→ EXERCISE REQUIREMENTS
Retype the records that come next, word for word.

→ Dataset records
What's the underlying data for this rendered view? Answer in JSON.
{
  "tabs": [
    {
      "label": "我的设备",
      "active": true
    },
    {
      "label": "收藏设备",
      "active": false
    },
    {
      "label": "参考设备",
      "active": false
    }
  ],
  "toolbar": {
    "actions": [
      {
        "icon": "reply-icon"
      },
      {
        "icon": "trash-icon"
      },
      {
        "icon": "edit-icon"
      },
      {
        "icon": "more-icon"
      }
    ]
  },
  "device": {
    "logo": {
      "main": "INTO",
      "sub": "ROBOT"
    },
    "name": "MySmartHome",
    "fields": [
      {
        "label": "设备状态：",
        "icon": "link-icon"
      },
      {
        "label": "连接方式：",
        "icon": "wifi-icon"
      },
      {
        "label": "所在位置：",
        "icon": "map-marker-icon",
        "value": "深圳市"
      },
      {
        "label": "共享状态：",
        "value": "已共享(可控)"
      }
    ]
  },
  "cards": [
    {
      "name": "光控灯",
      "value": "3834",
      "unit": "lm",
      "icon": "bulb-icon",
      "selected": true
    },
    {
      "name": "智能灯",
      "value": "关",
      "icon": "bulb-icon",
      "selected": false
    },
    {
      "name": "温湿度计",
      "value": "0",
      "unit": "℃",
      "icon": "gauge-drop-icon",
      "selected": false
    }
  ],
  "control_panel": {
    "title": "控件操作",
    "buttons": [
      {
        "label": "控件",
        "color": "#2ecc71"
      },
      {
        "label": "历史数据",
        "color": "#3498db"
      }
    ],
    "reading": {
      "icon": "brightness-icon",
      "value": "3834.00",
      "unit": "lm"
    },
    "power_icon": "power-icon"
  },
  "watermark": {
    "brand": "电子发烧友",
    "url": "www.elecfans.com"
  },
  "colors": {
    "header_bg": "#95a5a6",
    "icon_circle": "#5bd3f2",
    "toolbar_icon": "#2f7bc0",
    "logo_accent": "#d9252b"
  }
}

→ THE COMPLETED TASK
What's the underlying data for this rendered view? Answer in JSON.
{
  "tabs": [
    {
      "label": "我的设备",
      "active": true
    },
    {
      "label": "收藏设备",
      "active": false
    },
    {
      "label": "参考设备",
      "active": false
    }
  ],
  "toolbar": {
    "actions": [
      {
        "icon": "reply-icon"
      },
      {
        "icon": "trash-icon"
      },
      {
        "icon": "edit-icon"
      },
      {
        "icon": "more-icon"
      }
    ]
  },
  "device": {
    "logo": {
      "main": "INTO",
      "sub": "ROBOT"
    },
    "name": "MySmartHome",
    "fields": [
      {
        "label": "设备状态：",
        "icon": "link-icon"
      },
      {
        "label": "连接方式：",
        "icon": "wifi-icon"
      },
      {
        "label": "所在位置：",
        "icon": "map-marker-icon",
        "value": "深圳市"
      },
      {
        "label": "共享状态：",
        "value": "已共享(可控)"
      }
    ]
  },
  "cards": [
    {
      "name": "光控灯",
      "value": "3834",
      "unit": "lm",
      "icon": "bulb-icon",
      "selected": true
    },
    {
      "name": "智能灯",
      "value": "关",
      "icon": "bulb-icon",
      "selected": false
    },
    {
      "name": "温湿度计",
      "value": "0",
      "unit": "℃",
      "icon": "gauge-drop-icon",
      "selected": false
    }
  ],
  "control_panel": {
    "title": "控件操作",
    "buttons": [
      {
        "label": "控件",
        "color": "#2ecc71"
      },
      {
        "label": "历史数据",
        "color": "#3498db"
      }
    ],
    "reading": {
      "icon": "brightness-icon",
      "value": "3834.00",
      "unit": "lm"
    },
    "power_icon": "power-icon"
  },
  "watermark": {
    "brand": "电子发烧友",
    "url": "www.elecfans.com"
  },
  "colors": {
    "header_bg": "#95a5a6",
    "icon_circle": "#5bd3f2",
    "toolbar_icon": "#2f7bc0",
    "logo_accent": "#d9252b"
  }
}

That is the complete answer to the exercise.